=== DATA FOR THIS TASK ===

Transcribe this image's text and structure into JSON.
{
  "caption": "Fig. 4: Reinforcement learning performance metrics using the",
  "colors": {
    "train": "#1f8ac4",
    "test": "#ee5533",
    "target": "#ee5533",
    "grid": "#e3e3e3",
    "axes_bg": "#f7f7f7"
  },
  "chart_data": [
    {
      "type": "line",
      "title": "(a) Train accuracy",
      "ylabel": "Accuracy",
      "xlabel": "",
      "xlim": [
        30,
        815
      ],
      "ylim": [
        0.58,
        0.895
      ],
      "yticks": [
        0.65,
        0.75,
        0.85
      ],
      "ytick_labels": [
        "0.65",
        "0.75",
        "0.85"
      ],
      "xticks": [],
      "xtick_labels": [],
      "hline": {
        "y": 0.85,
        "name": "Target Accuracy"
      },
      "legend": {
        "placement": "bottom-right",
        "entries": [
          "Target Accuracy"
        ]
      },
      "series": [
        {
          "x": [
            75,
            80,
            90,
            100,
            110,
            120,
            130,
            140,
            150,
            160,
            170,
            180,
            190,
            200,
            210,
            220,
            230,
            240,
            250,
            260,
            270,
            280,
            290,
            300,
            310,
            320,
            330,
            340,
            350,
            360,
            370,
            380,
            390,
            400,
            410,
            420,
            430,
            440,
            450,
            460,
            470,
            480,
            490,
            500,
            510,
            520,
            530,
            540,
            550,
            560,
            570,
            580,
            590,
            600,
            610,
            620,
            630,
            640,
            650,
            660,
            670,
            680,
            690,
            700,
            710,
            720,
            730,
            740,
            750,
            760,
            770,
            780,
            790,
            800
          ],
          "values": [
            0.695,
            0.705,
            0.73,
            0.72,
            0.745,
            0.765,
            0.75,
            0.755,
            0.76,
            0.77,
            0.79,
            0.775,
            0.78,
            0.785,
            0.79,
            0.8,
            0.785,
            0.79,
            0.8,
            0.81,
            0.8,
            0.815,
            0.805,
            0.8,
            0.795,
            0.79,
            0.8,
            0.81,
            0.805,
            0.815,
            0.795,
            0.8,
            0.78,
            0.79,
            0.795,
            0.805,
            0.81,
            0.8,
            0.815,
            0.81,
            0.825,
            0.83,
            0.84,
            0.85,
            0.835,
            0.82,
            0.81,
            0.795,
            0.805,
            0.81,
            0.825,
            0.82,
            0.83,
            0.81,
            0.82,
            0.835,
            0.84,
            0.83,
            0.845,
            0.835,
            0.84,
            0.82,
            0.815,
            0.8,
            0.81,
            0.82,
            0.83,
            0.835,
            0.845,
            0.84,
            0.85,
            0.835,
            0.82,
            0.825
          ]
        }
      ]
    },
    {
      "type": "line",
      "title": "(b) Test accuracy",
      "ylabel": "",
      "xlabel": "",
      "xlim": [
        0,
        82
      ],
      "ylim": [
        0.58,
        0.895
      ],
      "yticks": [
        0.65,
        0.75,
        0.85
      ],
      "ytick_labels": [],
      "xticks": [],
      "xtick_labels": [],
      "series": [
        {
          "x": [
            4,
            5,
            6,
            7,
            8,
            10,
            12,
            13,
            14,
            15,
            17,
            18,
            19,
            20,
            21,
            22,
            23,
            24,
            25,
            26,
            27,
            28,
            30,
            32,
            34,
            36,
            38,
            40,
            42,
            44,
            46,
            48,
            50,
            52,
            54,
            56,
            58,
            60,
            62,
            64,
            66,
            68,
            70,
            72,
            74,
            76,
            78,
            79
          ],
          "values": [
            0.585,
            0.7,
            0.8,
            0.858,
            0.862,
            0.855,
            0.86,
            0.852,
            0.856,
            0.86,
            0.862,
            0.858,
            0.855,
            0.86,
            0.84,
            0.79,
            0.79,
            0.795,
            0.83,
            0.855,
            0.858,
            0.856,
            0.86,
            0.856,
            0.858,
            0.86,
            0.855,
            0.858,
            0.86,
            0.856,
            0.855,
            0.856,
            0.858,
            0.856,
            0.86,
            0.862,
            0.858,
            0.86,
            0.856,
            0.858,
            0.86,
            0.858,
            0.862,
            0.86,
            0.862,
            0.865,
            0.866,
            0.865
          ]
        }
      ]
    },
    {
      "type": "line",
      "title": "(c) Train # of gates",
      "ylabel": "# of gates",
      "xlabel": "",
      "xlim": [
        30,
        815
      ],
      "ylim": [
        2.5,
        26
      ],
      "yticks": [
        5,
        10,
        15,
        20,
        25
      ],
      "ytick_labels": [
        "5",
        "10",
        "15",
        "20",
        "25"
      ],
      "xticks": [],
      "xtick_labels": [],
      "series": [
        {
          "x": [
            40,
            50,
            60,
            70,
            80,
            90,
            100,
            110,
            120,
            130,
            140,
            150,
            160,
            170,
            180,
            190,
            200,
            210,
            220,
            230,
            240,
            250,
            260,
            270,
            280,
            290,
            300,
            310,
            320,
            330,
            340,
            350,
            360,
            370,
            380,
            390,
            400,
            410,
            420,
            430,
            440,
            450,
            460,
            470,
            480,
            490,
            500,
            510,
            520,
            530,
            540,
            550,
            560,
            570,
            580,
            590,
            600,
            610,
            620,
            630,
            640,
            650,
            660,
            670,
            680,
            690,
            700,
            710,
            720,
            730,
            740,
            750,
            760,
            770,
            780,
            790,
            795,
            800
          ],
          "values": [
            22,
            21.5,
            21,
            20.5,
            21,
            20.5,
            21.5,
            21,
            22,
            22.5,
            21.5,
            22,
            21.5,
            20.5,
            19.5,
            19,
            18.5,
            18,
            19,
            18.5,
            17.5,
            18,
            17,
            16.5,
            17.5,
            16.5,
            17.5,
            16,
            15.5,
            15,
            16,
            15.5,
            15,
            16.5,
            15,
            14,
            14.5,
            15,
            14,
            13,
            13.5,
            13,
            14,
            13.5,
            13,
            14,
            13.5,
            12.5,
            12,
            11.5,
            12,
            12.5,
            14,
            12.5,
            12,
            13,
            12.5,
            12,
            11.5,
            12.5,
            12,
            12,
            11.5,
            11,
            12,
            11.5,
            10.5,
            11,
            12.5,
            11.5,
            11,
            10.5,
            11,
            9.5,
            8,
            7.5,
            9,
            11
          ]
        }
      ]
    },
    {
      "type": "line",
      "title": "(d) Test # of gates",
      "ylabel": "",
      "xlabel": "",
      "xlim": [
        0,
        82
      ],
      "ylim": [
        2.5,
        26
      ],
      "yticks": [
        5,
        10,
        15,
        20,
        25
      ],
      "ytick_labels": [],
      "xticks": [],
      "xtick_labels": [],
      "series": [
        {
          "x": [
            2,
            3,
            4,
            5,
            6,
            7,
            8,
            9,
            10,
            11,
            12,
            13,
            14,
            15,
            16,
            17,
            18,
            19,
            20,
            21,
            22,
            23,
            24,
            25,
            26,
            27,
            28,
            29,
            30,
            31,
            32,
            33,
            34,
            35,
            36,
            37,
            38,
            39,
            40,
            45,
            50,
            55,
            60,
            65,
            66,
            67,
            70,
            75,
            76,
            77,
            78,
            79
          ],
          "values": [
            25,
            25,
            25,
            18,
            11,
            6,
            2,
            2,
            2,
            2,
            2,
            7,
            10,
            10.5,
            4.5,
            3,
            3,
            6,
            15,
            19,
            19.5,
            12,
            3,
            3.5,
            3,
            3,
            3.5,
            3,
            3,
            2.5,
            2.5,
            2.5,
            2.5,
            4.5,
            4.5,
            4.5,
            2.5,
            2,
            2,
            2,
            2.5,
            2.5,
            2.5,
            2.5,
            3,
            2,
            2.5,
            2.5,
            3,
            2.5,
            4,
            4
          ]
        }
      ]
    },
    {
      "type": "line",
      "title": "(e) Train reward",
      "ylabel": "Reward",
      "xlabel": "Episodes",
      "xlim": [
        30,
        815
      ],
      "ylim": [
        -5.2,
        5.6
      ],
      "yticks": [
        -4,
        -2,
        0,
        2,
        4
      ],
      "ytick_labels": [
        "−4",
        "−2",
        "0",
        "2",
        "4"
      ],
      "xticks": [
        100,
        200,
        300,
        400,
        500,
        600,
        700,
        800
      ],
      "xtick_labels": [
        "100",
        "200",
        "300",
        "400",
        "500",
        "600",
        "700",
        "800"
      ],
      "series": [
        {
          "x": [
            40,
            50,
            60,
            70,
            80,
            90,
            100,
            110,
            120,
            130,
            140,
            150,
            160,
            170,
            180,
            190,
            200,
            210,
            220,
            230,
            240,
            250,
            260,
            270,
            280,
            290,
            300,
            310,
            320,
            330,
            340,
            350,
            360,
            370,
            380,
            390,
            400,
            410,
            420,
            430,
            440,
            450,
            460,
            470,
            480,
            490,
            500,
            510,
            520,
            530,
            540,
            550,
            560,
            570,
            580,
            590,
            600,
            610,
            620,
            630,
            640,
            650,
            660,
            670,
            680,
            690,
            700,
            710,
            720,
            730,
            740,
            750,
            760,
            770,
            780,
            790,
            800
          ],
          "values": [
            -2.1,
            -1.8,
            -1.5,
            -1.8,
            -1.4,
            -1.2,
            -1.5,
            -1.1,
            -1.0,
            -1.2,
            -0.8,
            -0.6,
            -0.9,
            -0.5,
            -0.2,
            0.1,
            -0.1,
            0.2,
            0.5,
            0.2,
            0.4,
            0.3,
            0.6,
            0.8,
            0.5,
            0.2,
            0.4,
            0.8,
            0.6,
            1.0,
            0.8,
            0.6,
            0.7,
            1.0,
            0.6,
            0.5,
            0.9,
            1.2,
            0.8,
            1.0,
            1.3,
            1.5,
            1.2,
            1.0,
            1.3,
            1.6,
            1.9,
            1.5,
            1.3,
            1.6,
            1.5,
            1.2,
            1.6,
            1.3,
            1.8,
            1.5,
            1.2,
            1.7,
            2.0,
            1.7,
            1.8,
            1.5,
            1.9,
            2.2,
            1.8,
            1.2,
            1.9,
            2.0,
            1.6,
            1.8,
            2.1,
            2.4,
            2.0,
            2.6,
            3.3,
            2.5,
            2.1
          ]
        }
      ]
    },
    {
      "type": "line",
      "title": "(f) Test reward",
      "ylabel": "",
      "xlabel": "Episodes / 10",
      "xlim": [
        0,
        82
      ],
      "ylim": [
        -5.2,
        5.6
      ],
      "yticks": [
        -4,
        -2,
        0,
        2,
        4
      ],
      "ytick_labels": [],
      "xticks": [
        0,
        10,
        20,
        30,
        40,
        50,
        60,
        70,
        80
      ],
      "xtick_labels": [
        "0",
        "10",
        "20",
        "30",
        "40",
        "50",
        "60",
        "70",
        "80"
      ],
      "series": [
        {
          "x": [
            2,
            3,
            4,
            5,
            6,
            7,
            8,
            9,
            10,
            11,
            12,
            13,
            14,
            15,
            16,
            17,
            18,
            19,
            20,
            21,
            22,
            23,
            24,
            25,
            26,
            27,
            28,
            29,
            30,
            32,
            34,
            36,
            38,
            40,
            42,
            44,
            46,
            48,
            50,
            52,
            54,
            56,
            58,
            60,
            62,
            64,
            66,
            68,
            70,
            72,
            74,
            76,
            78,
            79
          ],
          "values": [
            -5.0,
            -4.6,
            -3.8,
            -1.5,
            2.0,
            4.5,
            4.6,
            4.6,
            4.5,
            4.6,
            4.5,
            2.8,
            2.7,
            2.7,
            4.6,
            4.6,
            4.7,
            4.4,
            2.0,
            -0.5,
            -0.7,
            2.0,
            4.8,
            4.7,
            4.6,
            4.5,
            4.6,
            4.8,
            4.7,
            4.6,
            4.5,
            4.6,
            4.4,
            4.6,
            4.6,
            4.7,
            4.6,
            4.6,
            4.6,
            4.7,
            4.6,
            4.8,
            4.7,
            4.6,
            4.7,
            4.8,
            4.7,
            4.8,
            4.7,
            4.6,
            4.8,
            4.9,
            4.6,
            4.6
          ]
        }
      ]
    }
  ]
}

===

## AIM
Look through the entries above; copy every line holding the string "Episodes".

## RESPONSE FOR THIS EXERCISE
      "xlabel": "Episodes",
      "xlabel": "Episodes / 10",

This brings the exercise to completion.